* **AIM**: Count how many lines below include the string "location", and give that number without anything else.

== EXERCISE INPUT

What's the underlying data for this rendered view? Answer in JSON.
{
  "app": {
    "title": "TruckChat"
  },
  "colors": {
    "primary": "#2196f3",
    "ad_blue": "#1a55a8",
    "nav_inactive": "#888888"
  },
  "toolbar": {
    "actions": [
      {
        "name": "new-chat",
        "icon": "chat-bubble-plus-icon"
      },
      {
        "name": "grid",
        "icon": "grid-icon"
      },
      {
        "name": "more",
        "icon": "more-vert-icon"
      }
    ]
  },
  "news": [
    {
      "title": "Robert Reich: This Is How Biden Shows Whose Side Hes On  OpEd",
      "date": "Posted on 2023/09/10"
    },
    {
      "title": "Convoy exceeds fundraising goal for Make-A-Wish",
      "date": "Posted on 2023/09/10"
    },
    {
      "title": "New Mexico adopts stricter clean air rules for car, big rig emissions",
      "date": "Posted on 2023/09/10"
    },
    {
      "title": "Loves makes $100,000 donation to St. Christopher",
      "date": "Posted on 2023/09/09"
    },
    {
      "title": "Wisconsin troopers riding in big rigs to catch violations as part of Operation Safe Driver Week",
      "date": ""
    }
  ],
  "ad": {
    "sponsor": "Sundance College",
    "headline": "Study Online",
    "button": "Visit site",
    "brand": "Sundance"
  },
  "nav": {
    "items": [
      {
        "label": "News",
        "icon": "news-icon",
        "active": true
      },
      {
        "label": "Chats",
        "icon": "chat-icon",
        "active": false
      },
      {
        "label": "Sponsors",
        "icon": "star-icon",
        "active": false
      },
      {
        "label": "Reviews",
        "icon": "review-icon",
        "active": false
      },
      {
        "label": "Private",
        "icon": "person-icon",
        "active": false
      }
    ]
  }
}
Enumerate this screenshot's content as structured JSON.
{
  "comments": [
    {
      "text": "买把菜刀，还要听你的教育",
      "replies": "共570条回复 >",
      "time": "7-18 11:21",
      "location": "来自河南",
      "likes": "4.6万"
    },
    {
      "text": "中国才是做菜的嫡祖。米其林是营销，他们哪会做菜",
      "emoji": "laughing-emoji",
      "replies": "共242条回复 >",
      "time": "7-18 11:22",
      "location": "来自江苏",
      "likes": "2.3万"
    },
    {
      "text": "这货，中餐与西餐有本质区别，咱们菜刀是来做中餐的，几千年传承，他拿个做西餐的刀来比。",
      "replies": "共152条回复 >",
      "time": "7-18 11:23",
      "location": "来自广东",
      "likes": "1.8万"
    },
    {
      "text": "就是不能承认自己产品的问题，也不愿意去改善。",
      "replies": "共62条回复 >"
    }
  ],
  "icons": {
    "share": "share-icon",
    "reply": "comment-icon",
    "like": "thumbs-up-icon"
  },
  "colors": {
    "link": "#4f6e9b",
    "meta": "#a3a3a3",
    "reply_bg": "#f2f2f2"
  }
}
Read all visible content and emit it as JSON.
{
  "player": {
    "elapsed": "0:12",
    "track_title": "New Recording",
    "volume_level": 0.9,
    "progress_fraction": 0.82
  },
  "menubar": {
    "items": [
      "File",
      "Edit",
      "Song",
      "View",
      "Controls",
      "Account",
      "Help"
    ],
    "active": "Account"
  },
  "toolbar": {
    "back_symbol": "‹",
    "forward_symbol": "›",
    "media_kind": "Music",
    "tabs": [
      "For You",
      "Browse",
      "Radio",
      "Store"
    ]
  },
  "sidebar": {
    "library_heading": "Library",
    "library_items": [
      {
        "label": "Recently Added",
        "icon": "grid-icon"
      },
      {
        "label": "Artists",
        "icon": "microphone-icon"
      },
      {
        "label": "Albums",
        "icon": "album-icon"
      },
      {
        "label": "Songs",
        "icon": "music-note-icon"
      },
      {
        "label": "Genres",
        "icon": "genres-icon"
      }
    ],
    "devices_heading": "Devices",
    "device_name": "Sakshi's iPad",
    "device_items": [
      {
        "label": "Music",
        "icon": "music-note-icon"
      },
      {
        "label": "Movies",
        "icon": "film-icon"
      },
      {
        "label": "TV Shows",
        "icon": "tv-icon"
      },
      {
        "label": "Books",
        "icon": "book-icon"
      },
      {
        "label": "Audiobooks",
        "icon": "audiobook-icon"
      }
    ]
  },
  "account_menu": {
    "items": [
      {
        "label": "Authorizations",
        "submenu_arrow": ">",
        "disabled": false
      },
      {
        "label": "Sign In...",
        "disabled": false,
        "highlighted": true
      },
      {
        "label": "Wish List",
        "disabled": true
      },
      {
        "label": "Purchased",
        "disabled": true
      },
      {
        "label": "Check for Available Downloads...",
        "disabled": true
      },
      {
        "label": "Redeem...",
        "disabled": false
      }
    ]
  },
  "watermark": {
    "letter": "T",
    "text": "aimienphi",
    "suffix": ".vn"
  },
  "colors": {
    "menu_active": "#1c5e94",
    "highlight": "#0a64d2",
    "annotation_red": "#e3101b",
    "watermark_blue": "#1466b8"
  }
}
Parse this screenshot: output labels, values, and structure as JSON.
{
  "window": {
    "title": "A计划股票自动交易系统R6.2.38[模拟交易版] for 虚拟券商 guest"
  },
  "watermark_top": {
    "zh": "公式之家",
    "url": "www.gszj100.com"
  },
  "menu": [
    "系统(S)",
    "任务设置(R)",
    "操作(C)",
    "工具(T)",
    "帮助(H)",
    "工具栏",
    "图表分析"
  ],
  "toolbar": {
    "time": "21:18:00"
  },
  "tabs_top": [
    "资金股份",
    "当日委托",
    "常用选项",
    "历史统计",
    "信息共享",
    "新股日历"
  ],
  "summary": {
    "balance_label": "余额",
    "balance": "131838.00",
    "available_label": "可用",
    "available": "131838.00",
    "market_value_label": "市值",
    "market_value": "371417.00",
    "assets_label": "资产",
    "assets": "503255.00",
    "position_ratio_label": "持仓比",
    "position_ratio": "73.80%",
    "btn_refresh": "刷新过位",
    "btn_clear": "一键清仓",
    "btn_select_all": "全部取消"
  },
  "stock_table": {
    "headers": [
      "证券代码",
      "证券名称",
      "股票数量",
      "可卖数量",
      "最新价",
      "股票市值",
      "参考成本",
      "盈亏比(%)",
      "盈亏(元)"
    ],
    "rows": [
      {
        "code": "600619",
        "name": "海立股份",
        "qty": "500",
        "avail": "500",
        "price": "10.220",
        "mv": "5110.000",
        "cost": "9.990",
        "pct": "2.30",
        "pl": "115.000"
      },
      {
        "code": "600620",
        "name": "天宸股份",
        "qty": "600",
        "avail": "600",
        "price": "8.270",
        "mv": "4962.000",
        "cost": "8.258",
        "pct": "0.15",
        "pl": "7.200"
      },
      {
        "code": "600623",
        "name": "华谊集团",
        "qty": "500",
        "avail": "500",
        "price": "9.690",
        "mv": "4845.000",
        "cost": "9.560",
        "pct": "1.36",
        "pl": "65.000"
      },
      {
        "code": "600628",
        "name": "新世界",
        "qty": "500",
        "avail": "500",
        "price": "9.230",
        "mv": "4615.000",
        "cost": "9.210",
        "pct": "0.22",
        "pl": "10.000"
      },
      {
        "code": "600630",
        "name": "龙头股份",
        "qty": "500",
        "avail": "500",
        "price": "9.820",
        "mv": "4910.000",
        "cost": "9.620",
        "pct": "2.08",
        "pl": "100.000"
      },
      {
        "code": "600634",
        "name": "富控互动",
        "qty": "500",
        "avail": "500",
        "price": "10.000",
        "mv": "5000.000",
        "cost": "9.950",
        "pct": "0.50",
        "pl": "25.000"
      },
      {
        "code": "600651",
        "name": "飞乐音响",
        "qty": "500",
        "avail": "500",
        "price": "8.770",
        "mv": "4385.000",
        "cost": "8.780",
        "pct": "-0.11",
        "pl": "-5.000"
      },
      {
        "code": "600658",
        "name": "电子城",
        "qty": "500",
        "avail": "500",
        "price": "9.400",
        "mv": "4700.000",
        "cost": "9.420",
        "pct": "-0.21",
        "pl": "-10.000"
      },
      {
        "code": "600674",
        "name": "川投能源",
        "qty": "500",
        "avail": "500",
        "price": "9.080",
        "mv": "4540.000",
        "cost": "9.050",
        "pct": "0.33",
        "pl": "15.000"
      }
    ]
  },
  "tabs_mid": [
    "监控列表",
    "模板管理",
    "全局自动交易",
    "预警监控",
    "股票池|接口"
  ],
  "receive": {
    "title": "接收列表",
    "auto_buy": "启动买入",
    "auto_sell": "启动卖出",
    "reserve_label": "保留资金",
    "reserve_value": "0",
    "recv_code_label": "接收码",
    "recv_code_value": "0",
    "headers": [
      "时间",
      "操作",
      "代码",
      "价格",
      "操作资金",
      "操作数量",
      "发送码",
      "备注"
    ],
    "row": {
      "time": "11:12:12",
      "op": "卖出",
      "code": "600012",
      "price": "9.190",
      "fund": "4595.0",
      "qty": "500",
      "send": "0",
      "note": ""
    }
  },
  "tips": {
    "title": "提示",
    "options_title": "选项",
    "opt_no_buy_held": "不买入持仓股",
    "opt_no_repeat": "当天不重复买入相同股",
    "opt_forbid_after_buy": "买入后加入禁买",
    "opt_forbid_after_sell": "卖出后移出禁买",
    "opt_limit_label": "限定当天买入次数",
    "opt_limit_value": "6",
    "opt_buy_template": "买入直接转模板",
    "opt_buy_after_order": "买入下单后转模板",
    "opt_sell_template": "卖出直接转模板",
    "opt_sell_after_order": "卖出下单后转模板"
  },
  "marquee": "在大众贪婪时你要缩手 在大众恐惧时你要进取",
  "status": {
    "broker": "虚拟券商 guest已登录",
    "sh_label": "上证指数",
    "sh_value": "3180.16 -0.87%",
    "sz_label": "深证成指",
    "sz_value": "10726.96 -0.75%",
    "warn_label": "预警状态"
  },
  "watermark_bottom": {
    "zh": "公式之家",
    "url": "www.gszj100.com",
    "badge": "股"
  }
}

====

* **RESULT OF THE EXERCISE**: 3